* Aim of the task:
Quote the whole listing exactly. Leave the pictures out of your copy.

"""

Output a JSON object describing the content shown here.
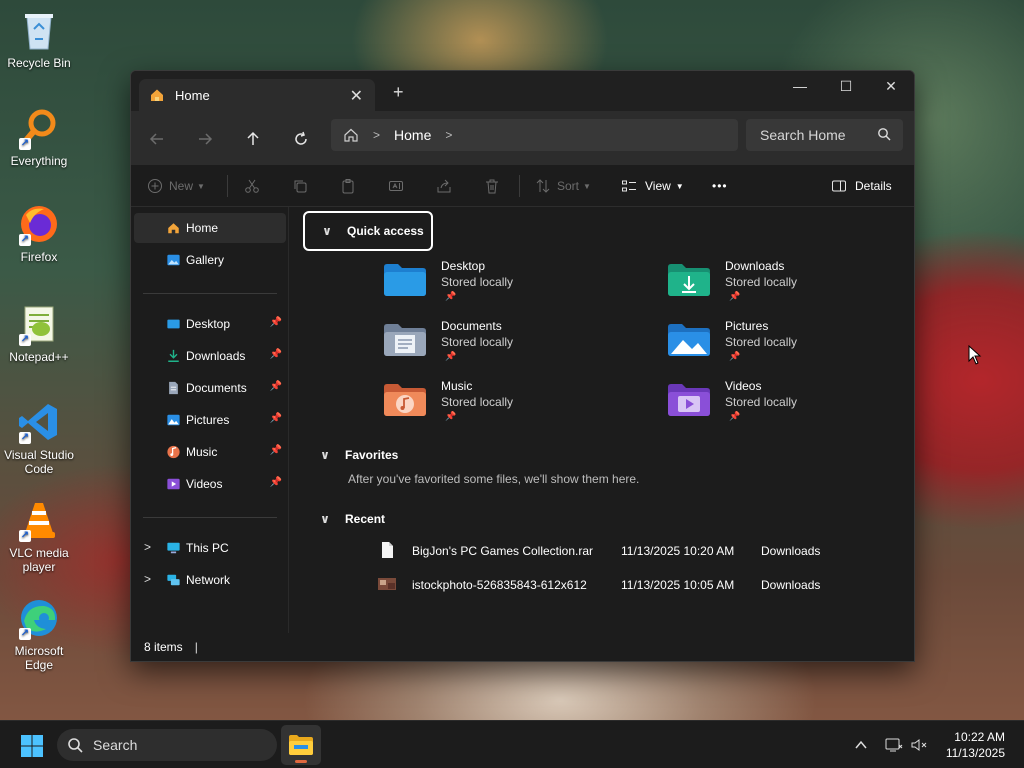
{
  "desktop": {
    "icons": [
      {
        "label": "Recycle Bin",
        "icon": "recycle-bin-icon"
      },
      {
        "label": "Everything",
        "icon": "everything-search-icon"
      },
      {
        "label": "Firefox",
        "icon": "firefox-icon"
      },
      {
        "label": "Notepad++",
        "icon": "notepad-plus-plus-icon"
      },
      {
        "label": "Visual Studio Code",
        "icon": "vscode-icon"
      },
      {
        "label": "VLC media player",
        "icon": "vlc-icon"
      },
      {
        "label": "Microsoft Edge",
        "icon": "edge-icon"
      }
    ]
  },
  "window": {
    "tab_title": "Home",
    "controls": {
      "minimize": "—",
      "maximize": "☐",
      "close": "✕"
    },
    "breadcrumb": [
      "Home"
    ],
    "search_placeholder": "Search Home",
    "toolbar": {
      "new_label": "New",
      "sort_label": "Sort",
      "view_label": "View",
      "more_label": "•••",
      "details_label": "Details"
    },
    "sidebar": {
      "top": [
        {
          "label": "Home",
          "icon": "home-icon",
          "active": true
        },
        {
          "label": "Gallery",
          "icon": "gallery-icon"
        }
      ],
      "pinned": [
        {
          "label": "Desktop",
          "icon": "desktop-folder-icon"
        },
        {
          "label": "Downloads",
          "icon": "downloads-icon"
        },
        {
          "label": "Documents",
          "icon": "documents-icon"
        },
        {
          "label": "Pictures",
          "icon": "pictures-icon"
        },
        {
          "label": "Music",
          "icon": "music-icon"
        },
        {
          "label": "Videos",
          "icon": "videos-icon"
        }
      ],
      "devices": [
        {
          "label": "This PC",
          "icon": "this-pc-icon"
        },
        {
          "label": "Network",
          "icon": "network-icon"
        }
      ]
    },
    "quick_access": {
      "title": "Quick access",
      "items": [
        {
          "name": "Desktop",
          "sub": "Stored locally",
          "color": "#2a9be6"
        },
        {
          "name": "Downloads",
          "sub": "Stored locally",
          "color": "#1fb38a"
        },
        {
          "name": "Documents",
          "sub": "Stored locally",
          "color": "#8e9db5"
        },
        {
          "name": "Pictures",
          "sub": "Stored locally",
          "color": "#2a8fe6"
        },
        {
          "name": "Music",
          "sub": "Stored locally",
          "color": "#e8734a"
        },
        {
          "name": "Videos",
          "sub": "Stored locally",
          "color": "#8a4fd8"
        }
      ]
    },
    "favorites": {
      "title": "Favorites",
      "empty_text": "After you've favorited some files, we'll show them here."
    },
    "recent": {
      "title": "Recent",
      "rows": [
        {
          "name": "BigJon's PC Games Collection.rar",
          "date": "11/13/2025 10:20 AM",
          "location": "Downloads"
        },
        {
          "name": "istockphoto-526835843-612x612",
          "date": "11/13/2025 10:05 AM",
          "location": "Downloads"
        }
      ]
    },
    "status": "8 items"
  },
  "taskbar": {
    "search_label": "Search",
    "time": "10:22 AM",
    "date": "11/13/2025"
  }
}
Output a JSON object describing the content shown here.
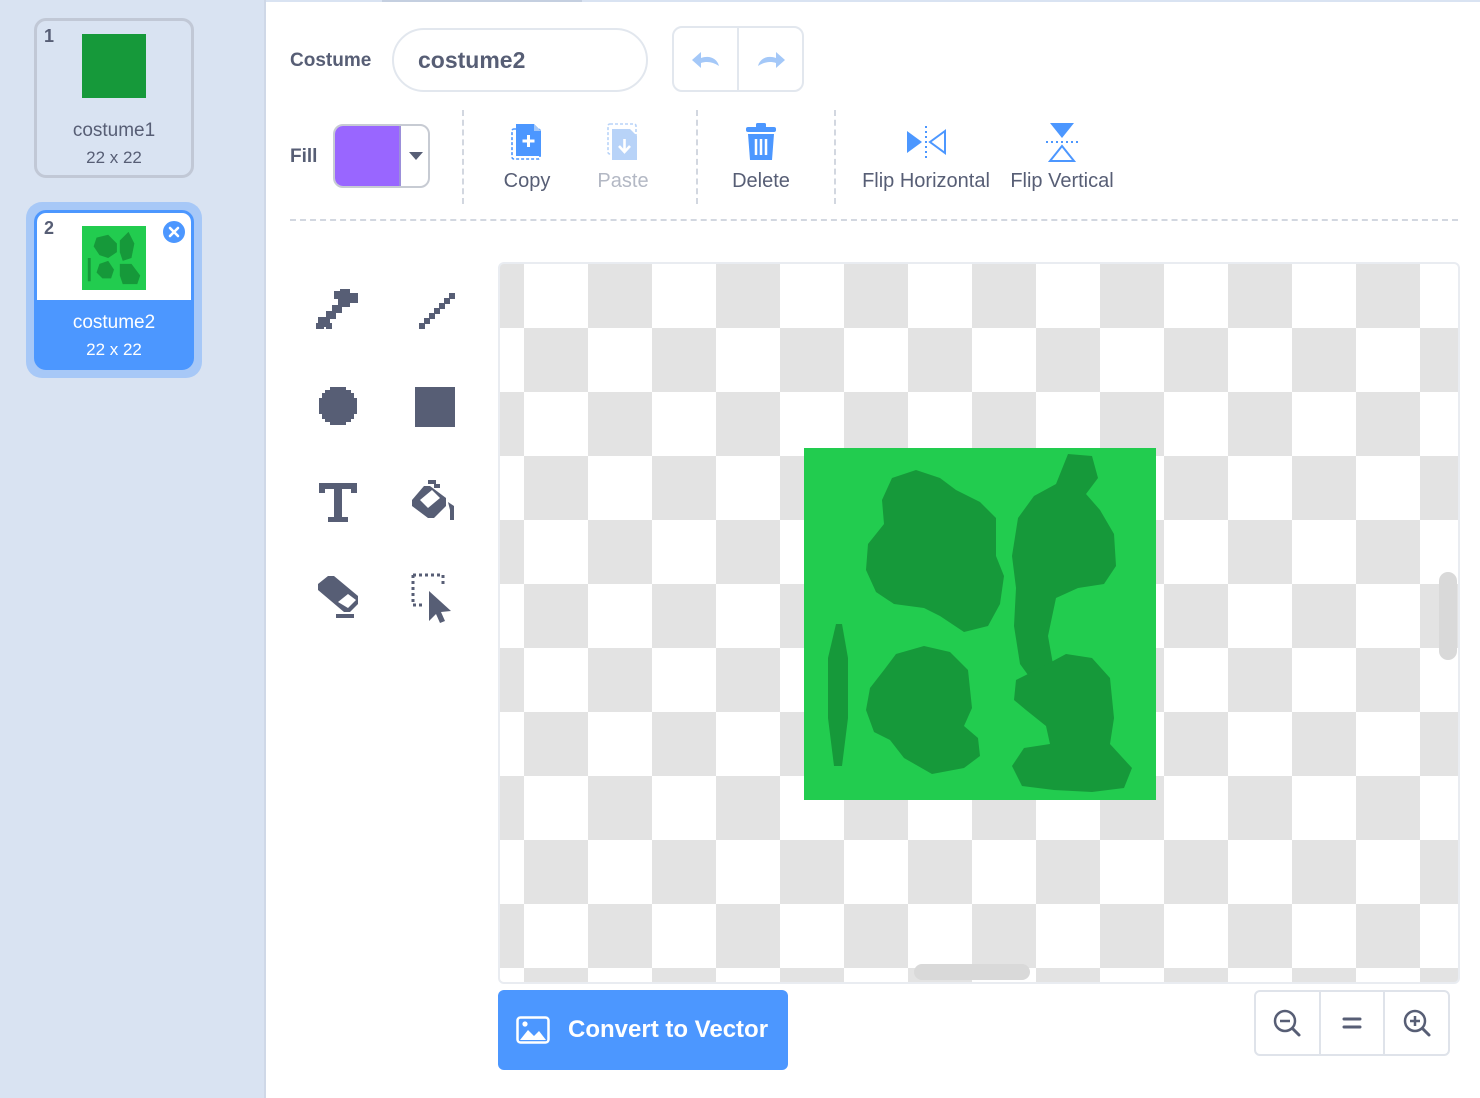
{
  "costumes": [
    {
      "number": "1",
      "name": "costume1",
      "size": "22 x 22",
      "selected": false,
      "color": "#16993a"
    },
    {
      "number": "2",
      "name": "costume2",
      "size": "22 x 22",
      "selected": true,
      "color": "#22cc4f"
    }
  ],
  "header": {
    "costume_label": "Costume",
    "costume_name": "costume2",
    "fill_label": "Fill",
    "fill_color": "#9966ff"
  },
  "actions": {
    "copy": "Copy",
    "paste": "Paste",
    "delete": "Delete",
    "flip_horizontal": "Flip Horizontal",
    "flip_vertical": "Flip Vertical"
  },
  "tools": [
    "brush-icon",
    "line-icon",
    "circle-icon",
    "rectangle-icon",
    "text-icon",
    "fill-icon",
    "eraser-icon",
    "select-icon"
  ],
  "convert_label": "Convert to Vector",
  "colors": {
    "accent": "#4c97ff",
    "costume_light": "#22cc4f",
    "costume_dark": "#16993a",
    "text": "#575e75"
  }
}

"""

* The solution:
Output a JSON object describing the content shown here.
{
  "desktop": {
    "icons": [
      {
        "label": "Recycle Bin",
        "icon": "recycle-bin-icon"
      },
      {
        "label": "Everything",
        "icon": "everything-search-icon"
      },
      {
        "label": "Firefox",
        "icon": "firefox-icon"
      },
      {
        "label": "Notepad++",
        "icon": "notepad-plus-plus-icon"
      },
      {
        "label": "Visual Studio Code",
        "icon": "vscode-icon"
      },
      {
        "label": "VLC media player",
        "icon": "vlc-icon"
      },
      {
        "label": "Microsoft Edge",
        "icon": "edge-icon"
      }
    ]
  },
  "window": {
    "tab_title": "Home",
    "controls": {
      "minimize": "—",
      "maximize": "☐",
      "close": "✕"
    },
    "breadcrumb": [
      "Home"
    ],
    "search_placeholder": "Search Home",
    "toolbar": {
      "new_label": "New",
      "sort_label": "Sort",
      "view_label": "View",
      "more_label": "•••",
      "details_label": "Details"
    },
    "sidebar": {
      "top": [
        {
          "label": "Home",
          "icon": "home-icon",
          "active": true
        },
        {
          "label": "Gallery",
          "icon": "gallery-icon"
        }
      ],
      "pinned": [
        {
          "label": "Desktop",
          "icon": "desktop-folder-icon"
        },
        {
          "label": "Downloads",
          "icon": "downloads-icon"
        },
        {
          "label": "Documents",
          "icon": "documents-icon"
        },
        {
          "label": "Pictures",
          "icon": "pictures-icon"
        },
        {
          "label": "Music",
          "icon": "music-icon"
        },
        {
          "label": "Videos",
          "icon": "videos-icon"
        }
      ],
      "devices": [
        {
          "label": "This PC",
          "icon": "this-pc-icon"
        },
        {
          "label": "Network",
          "icon": "network-icon"
        }
      ]
    },
    "quick_access": {
      "title": "Quick access",
      "items": [
        {
          "name": "Desktop",
          "sub": "Stored locally",
          "color": "#2a9be6"
        },
        {
          "name": "Downloads",
          "sub": "Stored locally",
          "color": "#1fb38a"
        },
        {
          "name": "Documents",
          "sub": "Stored locally",
          "color": "#8e9db5"
        },
        {
          "name": "Pictures",
          "sub": "Stored locally",
          "color": "#2a8fe6"
        },
        {
          "name": "Music",
          "sub": "Stored locally",
          "color": "#e8734a"
        },
        {
          "name": "Videos",
          "sub": "Stored locally",
          "color": "#8a4fd8"
        }
      ]
    },
    "favorites": {
      "title": "Favorites",
      "empty_text": "After you've favorited some files, we'll show them here."
    },
    "recent": {
      "title": "Recent",
      "rows": [
        {
          "name": "BigJon's PC Games Collection.rar",
          "date": "11/13/2025 10:20 AM",
          "location": "Downloads"
        },
        {
          "name": "istockphoto-526835843-612x612",
          "date": "11/13/2025 10:05 AM",
          "location": "Downloads"
        }
      ]
    },
    "status": "8 items"
  },
  "taskbar": {
    "search_label": "Search",
    "time": "10:22 AM",
    "date": "11/13/2025"
  }
}
Output a JSON object describing the content shown here.
{
  "costumes": [
    {
      "number": "1",
      "name": "costume1",
      "size": "22 x 22",
      "selected": false,
      "color": "#16993a"
    },
    {
      "number": "2",
      "name": "costume2",
      "size": "22 x 22",
      "selected": true,
      "color": "#22cc4f"
    }
  ],
  "header": {
    "costume_label": "Costume",
    "costume_name": "costume2",
    "fill_label": "Fill",
    "fill_color": "#9966ff"
  },
  "actions": {
    "copy": "Copy",
    "paste": "Paste",
    "delete": "Delete",
    "flip_horizontal": "Flip Horizontal",
    "flip_vertical": "Flip Vertical"
  },
  "tools": [
    "brush-icon",
    "line-icon",
    "circle-icon",
    "rectangle-icon",
    "text-icon",
    "fill-icon",
    "eraser-icon",
    "select-icon"
  ],
  "convert_label": "Convert to Vector",
  "colors": {
    "accent": "#4c97ff",
    "costume_light": "#22cc4f",
    "costume_dark": "#16993a",
    "text": "#575e75"
  }
}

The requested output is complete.